[Dataset entries]
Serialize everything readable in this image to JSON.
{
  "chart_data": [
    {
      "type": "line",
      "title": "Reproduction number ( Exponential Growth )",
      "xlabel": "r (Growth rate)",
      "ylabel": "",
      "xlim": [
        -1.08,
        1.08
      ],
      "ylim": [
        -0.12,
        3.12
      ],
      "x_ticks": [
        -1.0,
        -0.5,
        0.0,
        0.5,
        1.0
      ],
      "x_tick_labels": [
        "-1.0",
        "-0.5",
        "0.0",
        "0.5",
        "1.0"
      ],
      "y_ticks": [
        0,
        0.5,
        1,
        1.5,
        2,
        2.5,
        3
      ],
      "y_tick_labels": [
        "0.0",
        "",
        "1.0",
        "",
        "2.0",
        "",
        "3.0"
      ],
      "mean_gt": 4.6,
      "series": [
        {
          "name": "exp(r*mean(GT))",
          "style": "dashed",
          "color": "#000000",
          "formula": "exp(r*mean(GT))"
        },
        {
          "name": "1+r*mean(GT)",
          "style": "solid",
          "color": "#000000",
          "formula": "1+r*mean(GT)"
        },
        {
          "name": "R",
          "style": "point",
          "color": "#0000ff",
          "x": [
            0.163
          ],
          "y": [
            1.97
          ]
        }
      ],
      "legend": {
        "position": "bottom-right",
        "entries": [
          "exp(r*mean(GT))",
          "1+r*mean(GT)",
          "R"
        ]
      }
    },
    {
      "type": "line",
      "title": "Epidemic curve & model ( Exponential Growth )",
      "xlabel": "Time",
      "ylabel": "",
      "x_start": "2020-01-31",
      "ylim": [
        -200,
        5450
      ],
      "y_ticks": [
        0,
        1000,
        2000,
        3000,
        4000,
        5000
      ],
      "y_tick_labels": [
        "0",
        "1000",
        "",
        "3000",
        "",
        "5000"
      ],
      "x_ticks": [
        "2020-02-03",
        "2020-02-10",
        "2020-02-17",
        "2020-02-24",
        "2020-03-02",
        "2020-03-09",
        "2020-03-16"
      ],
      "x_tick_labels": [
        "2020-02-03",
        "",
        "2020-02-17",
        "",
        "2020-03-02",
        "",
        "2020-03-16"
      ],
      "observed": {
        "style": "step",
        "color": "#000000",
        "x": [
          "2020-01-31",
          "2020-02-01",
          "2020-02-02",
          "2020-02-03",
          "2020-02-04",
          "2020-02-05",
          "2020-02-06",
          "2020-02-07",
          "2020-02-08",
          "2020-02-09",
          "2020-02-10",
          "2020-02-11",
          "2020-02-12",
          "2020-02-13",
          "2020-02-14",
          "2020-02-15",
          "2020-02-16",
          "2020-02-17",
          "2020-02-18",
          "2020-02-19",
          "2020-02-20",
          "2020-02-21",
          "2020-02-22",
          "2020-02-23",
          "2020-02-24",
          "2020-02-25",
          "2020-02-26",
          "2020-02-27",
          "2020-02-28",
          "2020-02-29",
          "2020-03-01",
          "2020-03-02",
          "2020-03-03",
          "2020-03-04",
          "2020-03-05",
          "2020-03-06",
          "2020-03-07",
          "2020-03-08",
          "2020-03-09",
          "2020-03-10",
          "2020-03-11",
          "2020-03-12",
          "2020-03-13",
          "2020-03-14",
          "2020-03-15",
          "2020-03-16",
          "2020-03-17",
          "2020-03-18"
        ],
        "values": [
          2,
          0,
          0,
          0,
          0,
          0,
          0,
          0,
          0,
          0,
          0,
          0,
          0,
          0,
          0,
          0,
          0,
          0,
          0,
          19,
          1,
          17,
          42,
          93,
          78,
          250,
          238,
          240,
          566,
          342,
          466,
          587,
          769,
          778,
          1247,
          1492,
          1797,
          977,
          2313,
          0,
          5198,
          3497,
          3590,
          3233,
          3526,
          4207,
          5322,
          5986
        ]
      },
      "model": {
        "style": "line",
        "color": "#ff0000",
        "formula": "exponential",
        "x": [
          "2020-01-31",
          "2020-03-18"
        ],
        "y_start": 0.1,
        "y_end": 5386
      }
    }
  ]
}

- Work to do:
List the lines of the entries that include "formula".

- Exercise result:
          "formula": "exp(r*mean(GT))"
          "formula": "1+r*mean(GT)"
        "formula": "exponential",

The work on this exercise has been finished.